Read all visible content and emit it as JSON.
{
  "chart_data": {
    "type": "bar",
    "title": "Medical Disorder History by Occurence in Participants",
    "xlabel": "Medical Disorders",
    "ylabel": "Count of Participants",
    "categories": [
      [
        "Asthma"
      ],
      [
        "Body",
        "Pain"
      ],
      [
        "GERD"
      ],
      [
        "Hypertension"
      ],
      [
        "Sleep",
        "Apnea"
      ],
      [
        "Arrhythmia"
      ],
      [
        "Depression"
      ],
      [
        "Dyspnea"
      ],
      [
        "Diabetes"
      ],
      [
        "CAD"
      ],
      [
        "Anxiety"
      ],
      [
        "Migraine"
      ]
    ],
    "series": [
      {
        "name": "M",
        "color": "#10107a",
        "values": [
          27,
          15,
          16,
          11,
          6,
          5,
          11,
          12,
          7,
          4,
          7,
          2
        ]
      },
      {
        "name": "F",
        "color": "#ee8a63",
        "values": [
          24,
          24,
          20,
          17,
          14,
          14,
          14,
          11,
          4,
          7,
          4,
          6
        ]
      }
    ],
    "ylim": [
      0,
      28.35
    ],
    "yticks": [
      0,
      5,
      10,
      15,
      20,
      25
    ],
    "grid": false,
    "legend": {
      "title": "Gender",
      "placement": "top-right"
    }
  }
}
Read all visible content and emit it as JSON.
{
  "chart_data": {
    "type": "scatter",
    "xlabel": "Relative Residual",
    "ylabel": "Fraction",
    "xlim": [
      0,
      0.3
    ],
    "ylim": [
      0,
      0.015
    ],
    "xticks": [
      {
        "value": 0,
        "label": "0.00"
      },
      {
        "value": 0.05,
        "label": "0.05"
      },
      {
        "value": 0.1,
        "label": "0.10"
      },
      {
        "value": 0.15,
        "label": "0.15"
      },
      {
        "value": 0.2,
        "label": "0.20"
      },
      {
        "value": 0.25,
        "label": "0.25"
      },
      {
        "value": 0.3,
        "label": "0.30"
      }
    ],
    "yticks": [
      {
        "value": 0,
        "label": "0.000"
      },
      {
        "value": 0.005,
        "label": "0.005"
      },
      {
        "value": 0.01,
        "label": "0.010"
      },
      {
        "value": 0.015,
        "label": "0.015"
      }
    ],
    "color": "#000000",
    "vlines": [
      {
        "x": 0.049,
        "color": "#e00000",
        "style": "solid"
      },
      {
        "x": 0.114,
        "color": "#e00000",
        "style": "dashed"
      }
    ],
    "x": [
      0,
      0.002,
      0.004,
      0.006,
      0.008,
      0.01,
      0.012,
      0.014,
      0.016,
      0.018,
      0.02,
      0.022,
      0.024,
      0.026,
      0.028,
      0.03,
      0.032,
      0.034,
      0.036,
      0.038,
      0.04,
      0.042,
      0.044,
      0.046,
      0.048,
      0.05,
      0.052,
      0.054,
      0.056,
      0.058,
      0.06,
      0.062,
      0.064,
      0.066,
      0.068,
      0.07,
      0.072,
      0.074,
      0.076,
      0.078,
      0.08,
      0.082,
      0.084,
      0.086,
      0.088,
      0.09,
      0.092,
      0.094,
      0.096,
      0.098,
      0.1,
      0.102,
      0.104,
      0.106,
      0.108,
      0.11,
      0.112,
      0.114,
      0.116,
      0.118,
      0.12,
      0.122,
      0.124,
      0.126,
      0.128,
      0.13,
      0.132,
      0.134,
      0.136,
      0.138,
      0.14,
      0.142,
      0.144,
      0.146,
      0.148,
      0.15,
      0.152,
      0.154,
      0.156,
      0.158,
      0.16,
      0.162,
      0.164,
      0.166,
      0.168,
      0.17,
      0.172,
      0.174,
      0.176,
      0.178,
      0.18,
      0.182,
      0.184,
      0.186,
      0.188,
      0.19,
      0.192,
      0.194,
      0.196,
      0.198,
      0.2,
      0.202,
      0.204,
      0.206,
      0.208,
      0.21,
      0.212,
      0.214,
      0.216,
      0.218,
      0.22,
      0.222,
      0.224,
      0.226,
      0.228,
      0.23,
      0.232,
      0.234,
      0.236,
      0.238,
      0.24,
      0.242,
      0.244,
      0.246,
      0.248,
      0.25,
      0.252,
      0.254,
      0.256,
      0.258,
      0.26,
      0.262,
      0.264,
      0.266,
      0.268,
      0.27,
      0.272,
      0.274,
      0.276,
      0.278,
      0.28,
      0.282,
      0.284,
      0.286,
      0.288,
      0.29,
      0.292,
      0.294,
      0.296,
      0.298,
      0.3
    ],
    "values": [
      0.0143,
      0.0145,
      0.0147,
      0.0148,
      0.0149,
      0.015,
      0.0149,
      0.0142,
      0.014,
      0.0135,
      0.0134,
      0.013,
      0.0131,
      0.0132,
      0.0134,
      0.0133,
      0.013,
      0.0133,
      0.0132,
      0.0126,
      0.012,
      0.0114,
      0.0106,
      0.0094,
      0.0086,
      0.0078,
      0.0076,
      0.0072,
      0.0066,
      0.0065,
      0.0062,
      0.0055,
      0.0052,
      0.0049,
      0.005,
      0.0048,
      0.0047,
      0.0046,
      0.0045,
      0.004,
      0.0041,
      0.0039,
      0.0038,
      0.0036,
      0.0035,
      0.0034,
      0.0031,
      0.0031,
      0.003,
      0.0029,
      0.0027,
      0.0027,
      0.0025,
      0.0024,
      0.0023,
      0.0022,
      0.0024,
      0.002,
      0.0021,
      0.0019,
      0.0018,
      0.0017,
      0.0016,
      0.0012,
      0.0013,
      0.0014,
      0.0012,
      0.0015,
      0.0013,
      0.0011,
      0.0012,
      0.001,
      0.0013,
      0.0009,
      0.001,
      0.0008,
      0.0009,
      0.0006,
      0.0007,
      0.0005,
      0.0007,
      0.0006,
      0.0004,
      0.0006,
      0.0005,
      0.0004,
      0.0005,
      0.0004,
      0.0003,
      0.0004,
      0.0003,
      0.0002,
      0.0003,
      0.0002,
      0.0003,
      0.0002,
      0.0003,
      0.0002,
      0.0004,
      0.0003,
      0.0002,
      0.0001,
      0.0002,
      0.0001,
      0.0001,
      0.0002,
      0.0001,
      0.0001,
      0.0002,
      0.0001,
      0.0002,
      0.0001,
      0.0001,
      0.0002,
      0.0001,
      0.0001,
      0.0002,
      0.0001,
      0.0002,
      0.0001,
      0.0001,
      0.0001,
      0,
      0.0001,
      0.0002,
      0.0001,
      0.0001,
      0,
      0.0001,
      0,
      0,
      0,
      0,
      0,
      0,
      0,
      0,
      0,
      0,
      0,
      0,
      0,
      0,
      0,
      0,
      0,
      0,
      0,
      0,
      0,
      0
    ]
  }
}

> _Written exercise_: How many lines of the listing include the string "Medical"? Answer with the number alone.

> _Task solution_: 2